→ **What to work on**
Copy the listing lines from the one containing "last-price-tag: 1267064.50 xyxy=(1229,441,1308,461)" through the one containing "candle-body xyxy=(95,144,98,149)", renaming each "candle-body" to "candlestick-body" and changing nothing else.

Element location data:
%%

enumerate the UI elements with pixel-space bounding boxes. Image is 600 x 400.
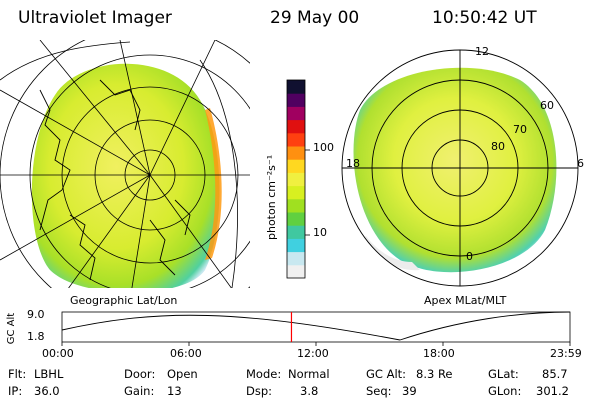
door-label: Door: (124, 367, 156, 381)
time-label: 10:50:42 UT (432, 8, 537, 28)
x-tick-2359: 23:59 (550, 347, 582, 360)
dsp-label: Dsp: (246, 384, 273, 398)
instrument-title: Ultraviolet Imager (18, 8, 172, 28)
colorbar-segment (287, 212, 305, 226)
left-frame (0, 41, 238, 289)
colorbar-segment (287, 264, 305, 279)
colorbar-tick-100: 100 (313, 141, 334, 154)
colorbar-segment (287, 106, 305, 121)
flt-value: LBHL (34, 367, 64, 381)
colorbar-segment (287, 146, 305, 160)
door-value: Open (167, 367, 198, 381)
gcalt-label: GC Alt: (366, 367, 407, 381)
colorbar-segment (287, 119, 305, 134)
ip-label: IP: (8, 384, 23, 398)
seq-label: Seq: (366, 384, 392, 398)
mlt-label-18: 18 (346, 157, 360, 170)
gain-value: 13 (167, 384, 182, 398)
ip-value: 36.0 (34, 384, 60, 398)
mlt-label-12: 12 (475, 45, 489, 58)
dsp-value: 3.8 (300, 384, 319, 398)
colorbar-segment (287, 225, 305, 239)
colorbar-segment (287, 80, 305, 94)
x-tick-0600: 06:00 (170, 347, 202, 360)
alt-axis-label: GC Alt (6, 312, 18, 345)
gain-label: Gain: (124, 384, 155, 398)
colorbar-segment (287, 132, 305, 147)
colorbar-unit: photon cm⁻²s⁻¹ (265, 154, 278, 240)
mlat-label-60: 60 (540, 99, 554, 112)
colorbar-segment (287, 172, 305, 187)
geographic-image (0, 40, 250, 288)
flt-label: Flt: (8, 367, 27, 381)
colorbar-tick-10: 10 (313, 226, 327, 239)
mlt-label-6: 6 (577, 157, 584, 170)
x-tick-1200: 12:00 (297, 347, 329, 360)
right-panel-label: Apex MLat/MLT (424, 294, 507, 307)
mlt-label-0: 0 (466, 250, 473, 263)
colorbar-segment (287, 238, 305, 253)
x-tick-0000: 00:00 (42, 347, 74, 360)
glon-value: 301.2 (536, 384, 569, 398)
colorbar (287, 80, 305, 279)
mlat-label-80: 80 (491, 140, 505, 153)
x-tick-1800: 18:00 (423, 347, 455, 360)
mode-label: Mode: (246, 367, 282, 381)
mode-value: Normal (288, 367, 330, 381)
magnetic-polar-plot (341, 49, 579, 287)
glon-label: GLon: (488, 384, 522, 398)
seq-value: 39 (402, 384, 417, 398)
altitude-plot (61, 311, 571, 346)
alt-tick-1-8: 1.8 (27, 330, 45, 343)
date-label: 29 May 00 (270, 8, 360, 28)
colorbar-segment (287, 198, 305, 213)
alt-tick-9: 9.0 (27, 308, 45, 321)
glat-label: GLat: (488, 367, 519, 381)
colorbar-frame (286, 79, 306, 279)
colorbar-segment (287, 159, 305, 173)
colorbar-segment (287, 93, 305, 107)
colorbar-segment (287, 185, 305, 200)
mlat-label-70: 70 (513, 123, 527, 136)
glat-value: 85.7 (542, 367, 568, 381)
left-panel-label: Geographic Lat/Lon (70, 294, 178, 307)
gcalt-value: 8.3 Re (416, 367, 453, 381)
colorbar-segment (287, 251, 305, 266)
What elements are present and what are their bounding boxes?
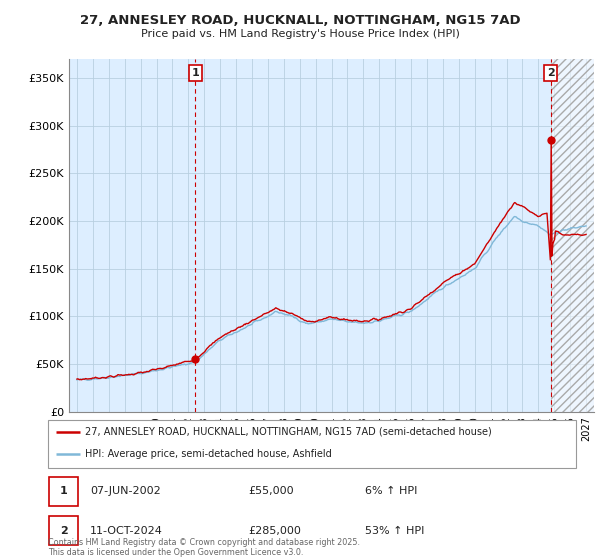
Text: 27, ANNESLEY ROAD, HUCKNALL, NOTTINGHAM, NG15 7AD (semi-detached house): 27, ANNESLEY ROAD, HUCKNALL, NOTTINGHAM,… <box>85 427 492 437</box>
FancyBboxPatch shape <box>48 420 576 468</box>
FancyBboxPatch shape <box>49 477 78 506</box>
Text: HPI: Average price, semi-detached house, Ashfield: HPI: Average price, semi-detached house,… <box>85 449 332 459</box>
Text: 2: 2 <box>547 68 554 78</box>
Text: Contains HM Land Registry data © Crown copyright and database right 2025.
This d: Contains HM Land Registry data © Crown c… <box>48 538 360 557</box>
Text: £285,000: £285,000 <box>248 526 302 535</box>
Text: 6% ↑ HPI: 6% ↑ HPI <box>365 487 417 496</box>
Text: 07-JUN-2002: 07-JUN-2002 <box>90 487 161 496</box>
Text: £55,000: £55,000 <box>248 487 294 496</box>
Text: 27, ANNESLEY ROAD, HUCKNALL, NOTTINGHAM, NG15 7AD: 27, ANNESLEY ROAD, HUCKNALL, NOTTINGHAM,… <box>80 14 520 27</box>
FancyBboxPatch shape <box>49 516 78 545</box>
Text: 1: 1 <box>191 68 199 78</box>
Text: Price paid vs. HM Land Registry's House Price Index (HPI): Price paid vs. HM Land Registry's House … <box>140 29 460 39</box>
Text: 11-OCT-2024: 11-OCT-2024 <box>90 526 163 535</box>
Text: 2: 2 <box>60 526 67 535</box>
Text: 53% ↑ HPI: 53% ↑ HPI <box>365 526 424 535</box>
Text: 1: 1 <box>60 487 67 496</box>
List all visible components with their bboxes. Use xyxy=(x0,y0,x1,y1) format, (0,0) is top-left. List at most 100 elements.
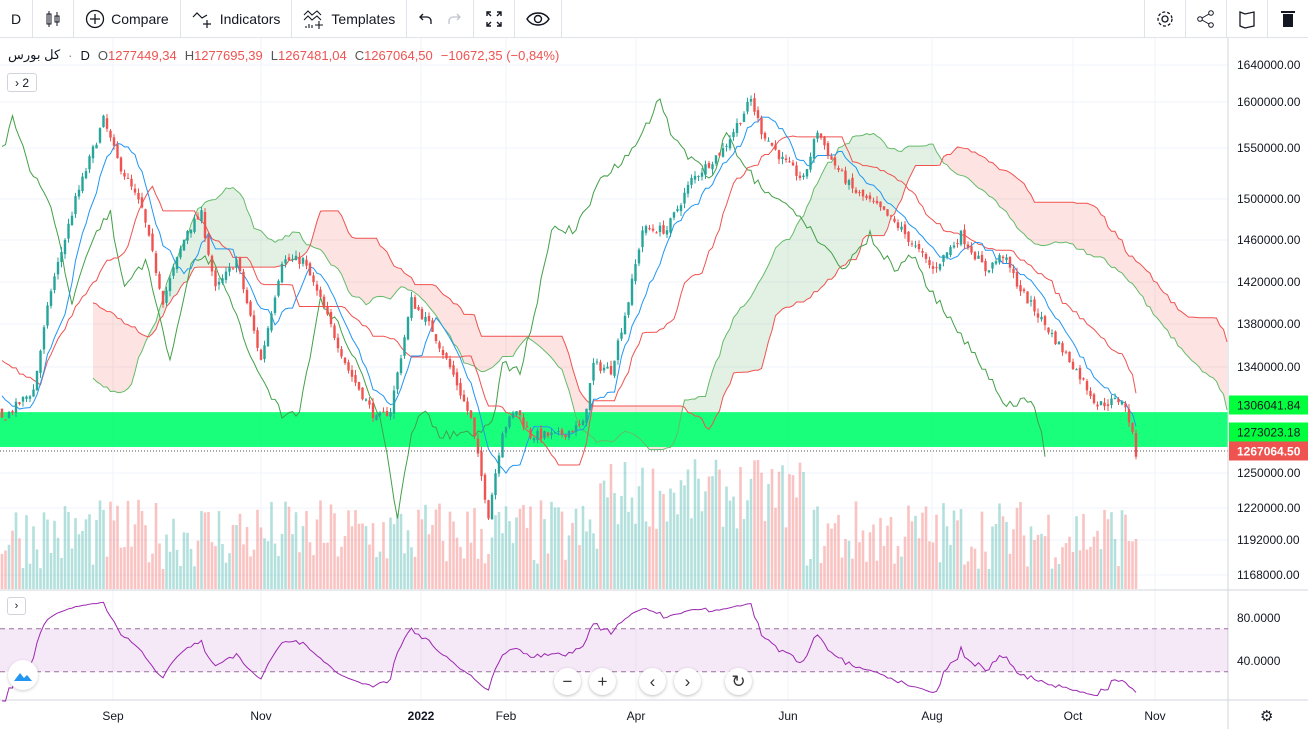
last-price-tag: 1267064.50 xyxy=(1229,441,1308,461)
interval-button[interactable]: D xyxy=(0,0,34,38)
candle-body xyxy=(942,254,945,262)
time-label: Jun xyxy=(778,709,798,723)
gear-icon[interactable]: ⚙ xyxy=(1260,708,1274,725)
ichimoku-cloud-segment xyxy=(796,219,800,302)
volume-bar xyxy=(949,544,952,589)
candle-body xyxy=(294,255,298,261)
candle-body xyxy=(1085,381,1089,391)
candle-body xyxy=(350,369,354,377)
indicators-button[interactable]: Indicators xyxy=(181,0,293,38)
ichimoku-cloud-segment xyxy=(436,285,440,322)
chart-canvas[interactable] xyxy=(0,38,1308,729)
ichimoku-cloud-segment xyxy=(1153,281,1157,318)
zoom-out-button[interactable]: − xyxy=(554,668,581,695)
price-tick: 1220000.00 xyxy=(1237,501,1301,515)
candle-body xyxy=(39,350,42,373)
candle-body xyxy=(630,278,634,305)
volume-bar xyxy=(560,511,564,589)
ichimoku-cloud-segment xyxy=(1090,204,1094,257)
candle-body xyxy=(95,144,98,149)
symbol-name[interactable]: کل بورس xyxy=(8,47,61,62)
candle-body xyxy=(298,256,301,265)
volume-bar xyxy=(704,491,707,589)
volume-bar xyxy=(161,568,165,589)
share-button[interactable] xyxy=(1185,0,1226,38)
senkou-span-a xyxy=(92,132,1228,451)
senkou-span-b xyxy=(92,146,1228,430)
tradingview-logo[interactable] xyxy=(8,660,38,690)
ichimoku-cloud-segment xyxy=(866,133,870,236)
scroll-left-button[interactable]: ‹ xyxy=(639,668,666,695)
candle-body xyxy=(651,228,655,231)
volume-bar xyxy=(823,545,826,589)
volume-bar xyxy=(168,551,172,589)
chart-type-button[interactable] xyxy=(33,0,75,38)
compare-button[interactable]: Compare xyxy=(74,0,181,38)
candle-body xyxy=(448,358,452,368)
volume-bar xyxy=(966,561,970,589)
ichimoku-cloud-segment xyxy=(828,162,832,280)
candle-body xyxy=(406,317,410,340)
ichimoku-cloud-segment xyxy=(338,210,342,275)
volume-bar xyxy=(697,478,700,589)
volume-bar xyxy=(179,565,182,589)
volume-bar xyxy=(112,520,116,589)
volume-bar xyxy=(263,538,266,589)
ichimoku-cloud-segment xyxy=(352,237,356,297)
candle-body xyxy=(399,358,403,374)
volume-bar xyxy=(214,546,217,589)
ichimoku-cloud-segment xyxy=(460,307,464,363)
settings-button[interactable] xyxy=(1144,0,1185,38)
symbol-legend: کل بورس · D O1277449,34 H1277695,39 L126… xyxy=(8,47,559,63)
candle-body xyxy=(529,429,532,438)
templates-button[interactable]: Templates xyxy=(292,0,408,38)
zone-top-value: 1306041.84 xyxy=(1237,398,1301,412)
volume-bar xyxy=(602,480,606,589)
candle-body xyxy=(844,170,847,184)
undo-button[interactable] xyxy=(407,0,440,38)
candle-body xyxy=(504,427,508,433)
close-value: 1267064,50 xyxy=(364,47,433,63)
rsi-expand-button[interactable]: › xyxy=(7,597,26,615)
top-toolbar: D Compare Indicators Templates xyxy=(0,0,1308,38)
candle-body xyxy=(263,345,266,360)
delete-button[interactable] xyxy=(1267,0,1308,38)
volume-bar xyxy=(802,471,805,589)
volume-bar xyxy=(525,527,529,589)
hide-button[interactable] xyxy=(515,0,563,38)
scroll-right-button[interactable]: › xyxy=(674,668,701,695)
volume-bar xyxy=(221,544,224,589)
candle-body xyxy=(851,177,854,189)
ichimoku-cloud-segment xyxy=(520,336,524,346)
reset-chart-button[interactable]: ↻ xyxy=(725,668,752,695)
ichimoku-cloud-segment xyxy=(922,145,926,166)
volume-bar xyxy=(644,521,648,589)
ichimoku-cloud-segment xyxy=(408,275,412,291)
volume-bar xyxy=(529,506,532,589)
volume-bar xyxy=(378,551,382,589)
volume-bar xyxy=(672,492,676,589)
candle-body xyxy=(371,402,375,418)
candle-body xyxy=(795,165,798,176)
redo-button[interactable] xyxy=(440,0,475,38)
volume-bar xyxy=(140,510,144,589)
ichimoku-cloud-segment xyxy=(943,154,947,165)
candle-body xyxy=(511,413,515,418)
candle-body xyxy=(606,366,609,369)
ichimoku-cloud-segment xyxy=(380,245,384,297)
volume-bar xyxy=(858,542,861,589)
candle-body xyxy=(1099,401,1103,406)
volume-bar xyxy=(606,497,609,589)
candle-body xyxy=(35,370,39,391)
fullscreen-button[interactable] xyxy=(474,0,516,38)
ichimoku-cloud-segment xyxy=(432,284,436,316)
price-tick: 1640000.00 xyxy=(1237,58,1301,72)
zoom-in-button[interactable]: + xyxy=(589,668,616,695)
snapshot-button[interactable] xyxy=(1226,0,1267,38)
volume-bar xyxy=(1134,538,1138,589)
indicators-collapse-button[interactable]: › 2 xyxy=(7,73,37,92)
volume-bar xyxy=(389,517,392,589)
ichimoku-cloud-segment xyxy=(1055,202,1059,243)
ichimoku-cloud-segment xyxy=(1188,317,1192,361)
volume-bar xyxy=(368,544,371,589)
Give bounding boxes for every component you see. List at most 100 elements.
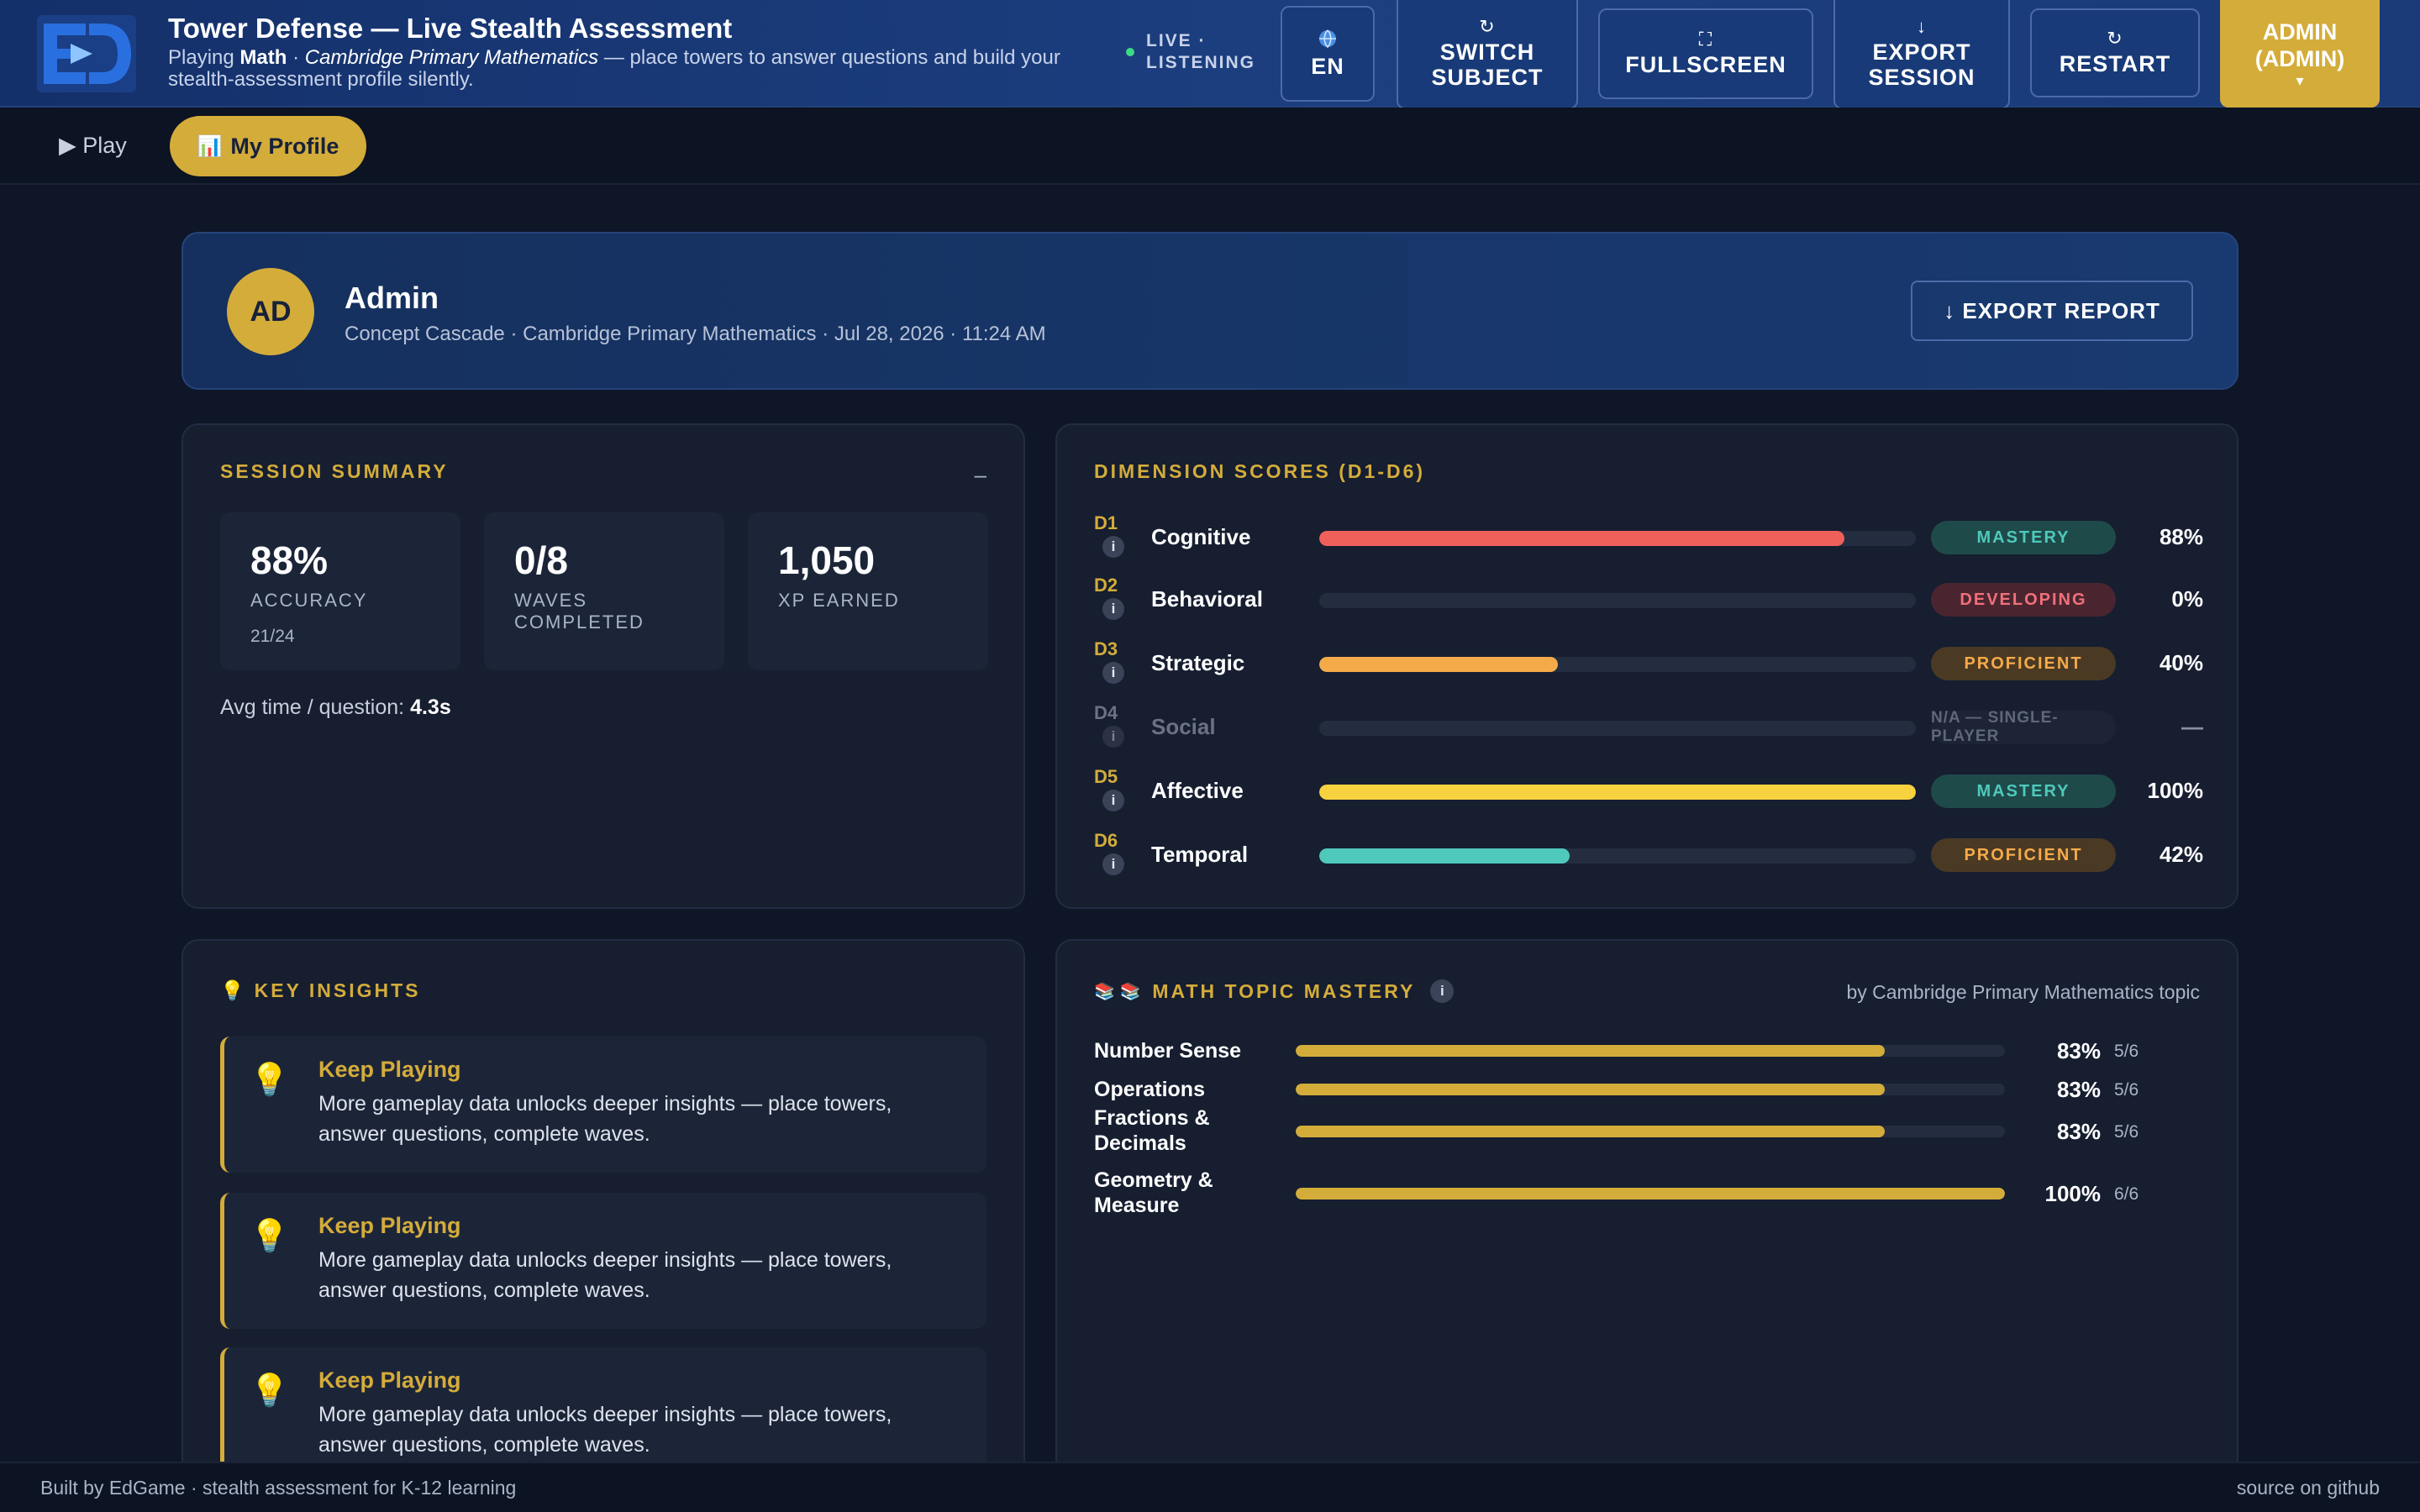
switch-subject-button[interactable]: ↻ SWITCH SUBJECT bbox=[1397, 0, 1578, 109]
avg-time-value: 4.3s bbox=[410, 696, 451, 719]
insight-item: 💡 Keep Playing More gameplay data unlocks … bbox=[220, 1037, 986, 1173]
topic-name: Number Sense bbox=[1094, 1039, 1242, 1063]
dimension-bar-fill bbox=[1319, 785, 1916, 800]
bulb-icon: 💡 bbox=[250, 1219, 290, 1254]
dimension-row-strategic: D3 i Strategic PROFICIENT 40% bbox=[1094, 638, 2203, 689]
footer: Built by EdGame · stealth assessment for… bbox=[0, 1462, 2420, 1512]
info-icon[interactable]: i bbox=[1102, 853, 1124, 875]
topic-mastery-title: 📚 📚 MATH TOPIC MASTERY i bbox=[1094, 979, 1455, 1003]
dimension-scores-card: DIMENSION SCORES (D1-D6) D1 i Cognitive MAS… bbox=[1055, 423, 2238, 909]
stat-waves: 0/8 WAVES COMPLETED bbox=[484, 512, 724, 670]
live-dot-icon bbox=[1126, 48, 1134, 56]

%%

→ **Full response**
last-price-tag: 1267064.50 xyxy=(1229,441,1308,461)
interval-button[interactable]: D xyxy=(0,0,34,38)
candlestick-body xyxy=(942,254,945,262)
time-label: Jun xyxy=(778,709,798,723)
gear-icon[interactable]: ⚙ xyxy=(1260,708,1274,725)
ichimoku-cloud-segment xyxy=(796,219,800,302)
volume-bar xyxy=(949,544,952,589)
candlestick-body xyxy=(294,255,298,261)
candlestick-body xyxy=(1085,381,1089,391)
candlestick-body xyxy=(350,369,354,377)
indicators-button[interactable]: Indicators xyxy=(181,0,293,38)
ichimoku-cloud-segment xyxy=(436,285,440,322)
chart-canvas[interactable] xyxy=(0,38,1308,729)
ichimoku-cloud-segment xyxy=(1153,281,1157,318)
zoom-out-button[interactable]: − xyxy=(554,668,581,695)
price-tick: 1220000.00 xyxy=(1237,501,1301,515)
candlestick-body xyxy=(39,350,42,373)
candlestick-body xyxy=(630,278,634,305)
volume-bar xyxy=(560,511,564,589)
ichimoku-cloud-segment xyxy=(1090,204,1094,257)
candlestick-body xyxy=(95,144,98,149)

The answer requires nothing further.